### [WRITTEN TASK]
Write out each line exactly as it stands, please.

### [LISTED ENTRIES]
┄┄┄┄┄┄┄┄┄┄

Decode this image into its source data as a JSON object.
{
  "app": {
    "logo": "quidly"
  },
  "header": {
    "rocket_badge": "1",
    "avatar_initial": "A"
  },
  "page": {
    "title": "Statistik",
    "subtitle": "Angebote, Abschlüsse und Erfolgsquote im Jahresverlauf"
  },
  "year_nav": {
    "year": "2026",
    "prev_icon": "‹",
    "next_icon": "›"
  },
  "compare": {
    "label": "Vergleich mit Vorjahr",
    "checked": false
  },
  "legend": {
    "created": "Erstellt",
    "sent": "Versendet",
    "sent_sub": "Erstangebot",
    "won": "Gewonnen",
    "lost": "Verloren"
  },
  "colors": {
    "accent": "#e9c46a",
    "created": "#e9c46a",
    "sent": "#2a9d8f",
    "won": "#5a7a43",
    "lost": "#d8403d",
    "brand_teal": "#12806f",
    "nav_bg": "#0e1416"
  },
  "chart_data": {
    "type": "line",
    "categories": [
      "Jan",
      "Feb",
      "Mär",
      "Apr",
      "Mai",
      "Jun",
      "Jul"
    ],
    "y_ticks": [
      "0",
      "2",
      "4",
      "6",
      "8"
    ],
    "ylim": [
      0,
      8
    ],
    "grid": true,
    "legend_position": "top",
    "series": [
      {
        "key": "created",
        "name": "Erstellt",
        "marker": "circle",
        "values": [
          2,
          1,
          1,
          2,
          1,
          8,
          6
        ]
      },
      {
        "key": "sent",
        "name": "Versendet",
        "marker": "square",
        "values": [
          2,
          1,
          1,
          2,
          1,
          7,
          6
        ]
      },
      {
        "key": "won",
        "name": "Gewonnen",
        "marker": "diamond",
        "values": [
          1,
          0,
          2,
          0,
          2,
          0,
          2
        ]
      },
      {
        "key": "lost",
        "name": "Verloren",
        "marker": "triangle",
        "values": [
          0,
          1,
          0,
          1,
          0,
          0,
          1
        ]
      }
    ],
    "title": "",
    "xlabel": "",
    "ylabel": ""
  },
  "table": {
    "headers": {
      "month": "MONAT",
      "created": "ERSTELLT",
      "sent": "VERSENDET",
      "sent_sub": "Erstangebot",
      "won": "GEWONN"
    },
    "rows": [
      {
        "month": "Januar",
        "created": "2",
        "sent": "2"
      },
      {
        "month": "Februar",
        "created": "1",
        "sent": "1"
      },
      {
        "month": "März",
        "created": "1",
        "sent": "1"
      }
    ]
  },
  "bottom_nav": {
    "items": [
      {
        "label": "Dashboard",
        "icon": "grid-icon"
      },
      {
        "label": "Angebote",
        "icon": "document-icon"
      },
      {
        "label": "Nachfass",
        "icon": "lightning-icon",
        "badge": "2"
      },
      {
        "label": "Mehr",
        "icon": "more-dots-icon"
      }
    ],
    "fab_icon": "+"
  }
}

┄┄┄┄┄┄┄┄┄┄

### [EXPECTED ANSWER]
Decode this image into its source data as a JSON object.
{
  "app": {
    "logo": "quidly"
  },
  "header": {
    "rocket_badge": "1",
    "avatar_initial": "A"
  },
  "page": {
    "title": "Statistik",
    "subtitle": "Angebote, Abschlüsse und Erfolgsquote im Jahresverlauf"
  },
  "year_nav": {
    "year": "2026",
    "prev_icon": "‹",
    "next_icon": "›"
  },
  "compare": {
    "label": "Vergleich mit Vorjahr",
    "checked": false
  },
  "legend": {
    "created": "Erstellt",
    "sent": "Versendet",
    "sent_sub": "Erstangebot",
    "won": "Gewonnen",
    "lost": "Verloren"
  },
  "colors": {
    "accent": "#e9c46a",
    "created": "#e9c46a",
    "sent": "#2a9d8f",
    "won": "#5a7a43",
    "lost": "#d8403d",
    "brand_teal": "#12806f",
    "nav_bg": "#0e1416"
  },
  "chart_data": {
    "type": "line",
    "categories": [
      "Jan",
      "Feb",
      "Mär",
      "Apr",
      "Mai",
      "Jun",
      "Jul"
    ],
    "y_ticks": [
      "0",
      "2",
      "4",
      "6",
      "8"
    ],
    "ylim": [
      0,
      8
    ],
    "grid": true,
    "legend_position": "top",
    "series": [
      {
        "key": "created",
        "name": "Erstellt",
        "marker": "circle",
        "values": [
          2,
          1,
          1,
          2,
          1,
          8,
          6
        ]
      },
      {
        "key": "sent",
        "name": "Versendet",
        "marker": "square",
        "values": [
          2,
          1,
          1,
          2,
          1,
          7,
          6
        ]
      },
      {
        "key": "won",
        "name": "Gewonnen",
        "marker": "diamond",
        "values": [
          1,
          0,
          2,
          0,
          2,
          0,
          2
        ]
      },
      {
        "key": "lost",
        "name": "Verloren",
        "marker": "triangle",
        "values": [
          0,
          1,
          0,
          1,
          0,
          0,
          1
        ]
      }
    ],
    "title": "",
    "xlabel": "",
    "ylabel": ""
  },
  "table": {
    "headers": {
      "month": "MONAT",
      "created": "ERSTELLT",
      "sent": "VERSENDET",
      "sent_sub": "Erstangebot",
      "won": "GEWONN"
    },
    "rows": [
      {
        "month": "Januar",
        "created": "2",
        "sent": "2"
      },
      {
        "month": "Februar",
        "created": "1",
        "sent": "1"
      },
      {
        "month": "März",
        "created": "1",
        "sent": "1"
      }
    ]
  },
  "bottom_nav": {
    "items": [
      {
        "label": "Dashboard",
        "icon": "grid-icon"
      },
      {
        "label": "Angebote",
        "icon": "document-icon"
      },
      {
        "label": "Nachfass",
        "icon": "lightning-icon",
        "badge": "2"
      },
      {
        "label": "Mehr",
        "icon": "more-dots-icon"
      }
    ],
    "fab_icon": "+"
  }
}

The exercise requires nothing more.